[SET EXERCISE] Without omitting anything, return the records precisely as given.

# RECORD LIST start

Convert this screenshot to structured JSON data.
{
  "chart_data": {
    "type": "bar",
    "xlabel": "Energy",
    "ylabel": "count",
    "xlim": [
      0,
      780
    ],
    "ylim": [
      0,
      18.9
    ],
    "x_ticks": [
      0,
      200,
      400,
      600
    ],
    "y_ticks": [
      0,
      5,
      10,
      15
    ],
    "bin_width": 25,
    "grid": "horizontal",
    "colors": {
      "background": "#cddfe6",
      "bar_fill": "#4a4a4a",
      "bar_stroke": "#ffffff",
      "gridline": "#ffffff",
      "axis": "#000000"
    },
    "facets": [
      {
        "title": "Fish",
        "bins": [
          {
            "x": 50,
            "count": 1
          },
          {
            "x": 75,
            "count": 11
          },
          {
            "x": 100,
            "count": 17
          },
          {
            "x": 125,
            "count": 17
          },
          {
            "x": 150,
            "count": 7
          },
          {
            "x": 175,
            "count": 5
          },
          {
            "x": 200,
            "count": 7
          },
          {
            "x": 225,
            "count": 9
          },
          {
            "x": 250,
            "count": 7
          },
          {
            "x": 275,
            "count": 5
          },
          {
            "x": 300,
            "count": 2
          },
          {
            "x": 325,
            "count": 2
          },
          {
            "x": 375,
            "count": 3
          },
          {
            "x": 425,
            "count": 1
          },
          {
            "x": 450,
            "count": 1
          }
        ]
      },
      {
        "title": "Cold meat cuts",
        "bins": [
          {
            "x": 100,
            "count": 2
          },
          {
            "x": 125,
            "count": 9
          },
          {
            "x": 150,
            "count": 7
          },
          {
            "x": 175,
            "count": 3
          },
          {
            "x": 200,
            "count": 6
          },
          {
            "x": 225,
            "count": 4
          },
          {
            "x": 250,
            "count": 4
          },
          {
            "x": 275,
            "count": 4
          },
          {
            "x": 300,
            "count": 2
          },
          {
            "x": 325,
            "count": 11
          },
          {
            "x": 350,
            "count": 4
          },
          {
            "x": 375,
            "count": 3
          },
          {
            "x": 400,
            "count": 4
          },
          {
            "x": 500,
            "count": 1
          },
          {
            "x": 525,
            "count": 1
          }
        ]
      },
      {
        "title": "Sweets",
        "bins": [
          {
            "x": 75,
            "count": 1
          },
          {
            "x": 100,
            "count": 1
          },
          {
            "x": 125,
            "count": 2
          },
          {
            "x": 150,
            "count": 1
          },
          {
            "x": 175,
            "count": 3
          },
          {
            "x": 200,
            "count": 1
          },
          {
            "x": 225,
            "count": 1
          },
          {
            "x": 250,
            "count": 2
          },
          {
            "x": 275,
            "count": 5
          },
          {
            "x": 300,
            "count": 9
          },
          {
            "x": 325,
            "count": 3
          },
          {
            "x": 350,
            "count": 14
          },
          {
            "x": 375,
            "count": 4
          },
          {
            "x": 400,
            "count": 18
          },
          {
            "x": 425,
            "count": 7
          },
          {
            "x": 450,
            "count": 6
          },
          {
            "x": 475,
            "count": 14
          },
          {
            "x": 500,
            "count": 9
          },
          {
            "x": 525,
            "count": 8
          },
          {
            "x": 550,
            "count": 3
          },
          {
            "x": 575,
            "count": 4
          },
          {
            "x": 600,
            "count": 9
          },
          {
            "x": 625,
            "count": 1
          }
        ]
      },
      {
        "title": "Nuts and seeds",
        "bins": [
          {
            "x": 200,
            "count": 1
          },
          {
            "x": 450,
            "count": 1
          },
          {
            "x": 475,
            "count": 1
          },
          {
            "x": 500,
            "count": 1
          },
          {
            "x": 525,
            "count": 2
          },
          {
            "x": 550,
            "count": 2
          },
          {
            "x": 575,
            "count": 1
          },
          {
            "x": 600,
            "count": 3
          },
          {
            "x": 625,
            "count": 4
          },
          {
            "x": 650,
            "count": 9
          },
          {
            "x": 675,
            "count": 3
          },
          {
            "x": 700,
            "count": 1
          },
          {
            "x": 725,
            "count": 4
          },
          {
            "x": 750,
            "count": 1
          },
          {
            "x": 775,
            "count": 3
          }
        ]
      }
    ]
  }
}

# RECORD LIST end

[EXERCISE SOLUTION]
Convert this screenshot to structured JSON data.
{
  "chart_data": {
    "type": "bar",
    "xlabel": "Energy",
    "ylabel": "count",
    "xlim": [
      0,
      780
    ],
    "ylim": [
      0,
      18.9
    ],
    "x_ticks": [
      0,
      200,
      400,
      600
    ],
    "y_ticks": [
      0,
      5,
      10,
      15
    ],
    "bin_width": 25,
    "grid": "horizontal",
    "colors": {
      "background": "#cddfe6",
      "bar_fill": "#4a4a4a",
      "bar_stroke": "#ffffff",
      "gridline": "#ffffff",
      "axis": "#000000"
    },
    "facets": [
      {
        "title": "Fish",
        "bins": [
          {
            "x": 50,
            "count": 1
          },
          {
            "x": 75,
            "count": 11
          },
          {
            "x": 100,
            "count": 17
          },
          {
            "x": 125,
            "count": 17
          },
          {
            "x": 150,
            "count": 7
          },
          {
            "x": 175,
            "count": 5
          },
          {
            "x": 200,
            "count": 7
          },
          {
            "x": 225,
            "count": 9
          },
          {
            "x": 250,
            "count": 7
          },
          {
            "x": 275,
            "count": 5
          },
          {
            "x": 300,
            "count": 2
          },
          {
            "x": 325,
            "count": 2
          },
          {
            "x": 375,
            "count": 3
          },
          {
            "x": 425,
            "count": 1
          },
          {
            "x": 450,
            "count": 1
          }
        ]
      },
      {
        "title": "Cold meat cuts",
        "bins": [
          {
            "x": 100,
            "count": 2
          },
          {
            "x": 125,
            "count": 9
          },
          {
            "x": 150,
            "count": 7
          },
          {
            "x": 175,
            "count": 3
          },
          {
            "x": 200,
            "count": 6
          },
          {
            "x": 225,
            "count": 4
          },
          {
            "x": 250,
            "count": 4
          },
          {
            "x": 275,
            "count": 4
          },
          {
            "x": 300,
            "count": 2
          },
          {
            "x": 325,
            "count": 11
          },
          {
            "x": 350,
            "count": 4
          },
          {
            "x": 375,
            "count": 3
          },
          {
            "x": 400,
            "count": 4
          },
          {
            "x": 500,
            "count": 1
          },
          {
            "x": 525,
            "count": 1
          }
        ]
      },
      {
        "title": "Sweets",
        "bins": [
          {
            "x": 75,
            "count": 1
          },
          {
            "x": 100,
            "count": 1
          },
          {
            "x": 125,
            "count": 2
          },
          {
            "x": 150,
            "count": 1
          },
          {
            "x": 175,
            "count": 3
          },
          {
            "x": 200,
            "count": 1
          },
          {
            "x": 225,
            "count": 1
          },
          {
            "x": 250,
            "count": 2
          },
          {
            "x": 275,
            "count": 5
          },
          {
            "x": 300,
            "count": 9
          },
          {
            "x": 325,
            "count": 3
          },
          {
            "x": 350,
            "count": 14
          },
          {
            "x": 375,
            "count": 4
          },
          {
            "x": 400,
            "count": 18
          },
          {
            "x": 425,
            "count": 7
          },
          {
            "x": 450,
            "count": 6
          },
          {
            "x": 475,
            "count": 14
          },
          {
            "x": 500,
            "count": 9
          },
          {
            "x": 525,
            "count": 8
          },
          {
            "x": 550,
            "count": 3
          },
          {
            "x": 575,
            "count": 4
          },
          {
            "x": 600,
            "count": 9
          },
          {
            "x": 625,
            "count": 1
          }
        ]
      },
      {
        "title": "Nuts and seeds",
        "bins": [
          {
            "x": 200,
            "count": 1
          },
          {
            "x": 450,
            "count": 1
          },
          {
            "x": 475,
            "count": 1
          },
          {
            "x": 500,
            "count": 1
          },
          {
            "x": 525,
            "count": 2
          },
          {
            "x": 550,
            "count": 2
          },
          {
            "x": 575,
            "count": 1
          },
          {
            "x": 600,
            "count": 3
          },
          {
            "x": 625,
            "count": 4
          },
          {
            "x": 650,
            "count": 9
          },
          {
            "x": 675,
            "count": 3
          },
          {
            "x": 700,
            "count": 1
          },
          {
            "x": 725,
            "count": 4
          },
          {
            "x": 750,
            "count": 1
          },
          {
            "x": 775,
            "count": 3
          }
        ]
      }
    ]
  }
}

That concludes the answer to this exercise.